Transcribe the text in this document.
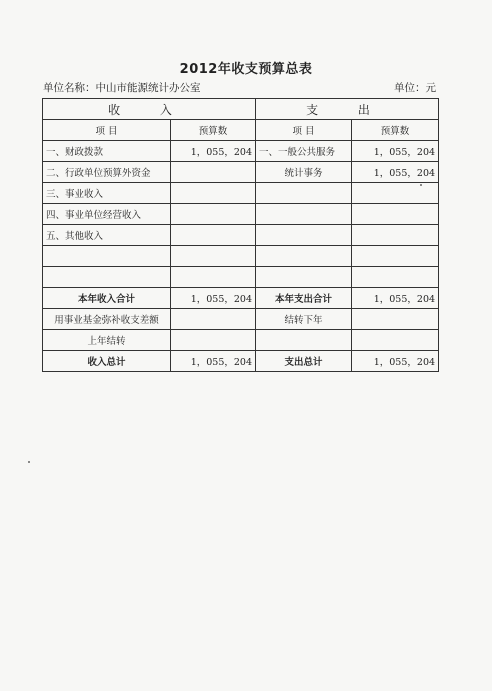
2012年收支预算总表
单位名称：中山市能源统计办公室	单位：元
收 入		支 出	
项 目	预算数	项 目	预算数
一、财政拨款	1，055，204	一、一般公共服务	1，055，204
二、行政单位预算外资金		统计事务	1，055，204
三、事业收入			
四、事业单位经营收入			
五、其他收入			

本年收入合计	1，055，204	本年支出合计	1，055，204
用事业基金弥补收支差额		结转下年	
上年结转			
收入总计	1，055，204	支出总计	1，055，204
===============
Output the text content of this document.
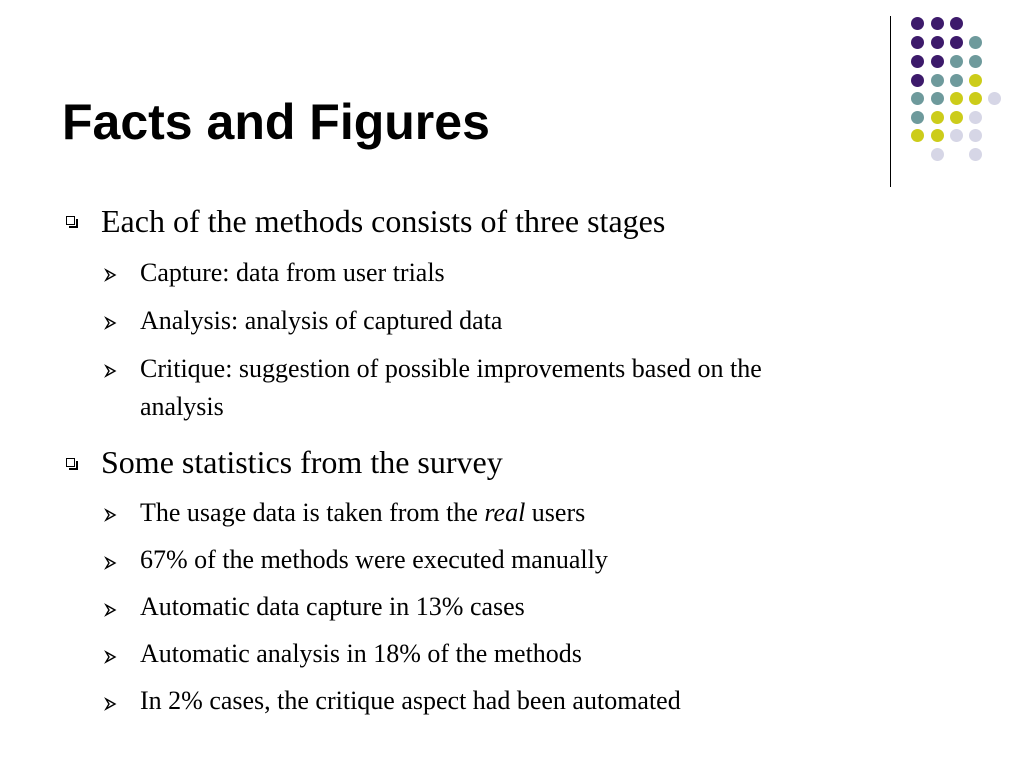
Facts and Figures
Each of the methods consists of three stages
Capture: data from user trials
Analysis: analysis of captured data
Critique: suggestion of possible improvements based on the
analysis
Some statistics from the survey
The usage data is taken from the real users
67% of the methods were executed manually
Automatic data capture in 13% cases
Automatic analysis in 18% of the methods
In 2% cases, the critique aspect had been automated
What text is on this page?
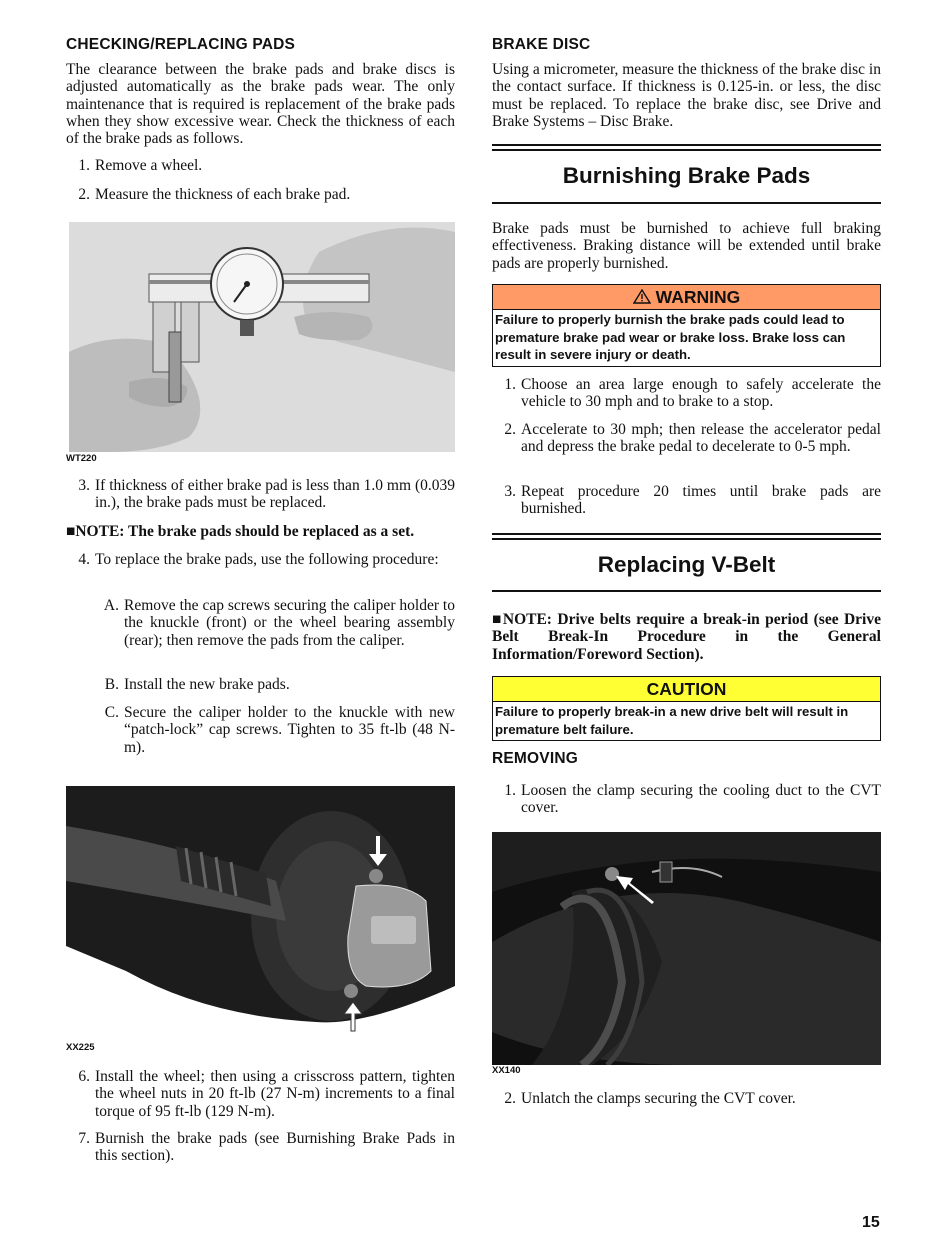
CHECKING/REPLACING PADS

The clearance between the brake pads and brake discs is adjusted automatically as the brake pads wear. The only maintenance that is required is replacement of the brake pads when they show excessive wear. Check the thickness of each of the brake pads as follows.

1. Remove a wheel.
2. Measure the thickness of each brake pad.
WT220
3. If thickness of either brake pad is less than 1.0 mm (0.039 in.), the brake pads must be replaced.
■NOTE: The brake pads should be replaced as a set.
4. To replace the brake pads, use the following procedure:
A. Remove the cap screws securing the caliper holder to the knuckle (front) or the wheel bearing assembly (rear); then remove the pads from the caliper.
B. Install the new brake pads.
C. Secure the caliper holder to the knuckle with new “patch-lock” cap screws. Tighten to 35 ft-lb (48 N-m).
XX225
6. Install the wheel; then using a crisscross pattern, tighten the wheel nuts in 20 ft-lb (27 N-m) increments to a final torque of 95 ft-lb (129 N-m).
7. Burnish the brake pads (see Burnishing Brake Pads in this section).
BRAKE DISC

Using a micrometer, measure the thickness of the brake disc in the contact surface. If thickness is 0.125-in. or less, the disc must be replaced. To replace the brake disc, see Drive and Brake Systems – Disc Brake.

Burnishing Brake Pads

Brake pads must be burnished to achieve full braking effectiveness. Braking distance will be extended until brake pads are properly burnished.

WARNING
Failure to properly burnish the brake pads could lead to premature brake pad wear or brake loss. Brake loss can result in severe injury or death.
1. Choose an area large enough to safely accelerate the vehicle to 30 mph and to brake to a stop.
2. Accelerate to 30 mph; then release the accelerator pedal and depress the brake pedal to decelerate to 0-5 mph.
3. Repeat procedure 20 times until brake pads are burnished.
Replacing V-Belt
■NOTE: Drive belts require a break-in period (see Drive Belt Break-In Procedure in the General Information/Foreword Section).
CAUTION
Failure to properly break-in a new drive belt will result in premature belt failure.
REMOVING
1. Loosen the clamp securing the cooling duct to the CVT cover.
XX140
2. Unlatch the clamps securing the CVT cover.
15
===============
### What is required
Collect every line from the records above that contains the word "data".

### Solution to this problem
Capture: data from user trials
Analysis: analysis of captured data
The usage data is taken from the real users
Automatic data capture in 13% cases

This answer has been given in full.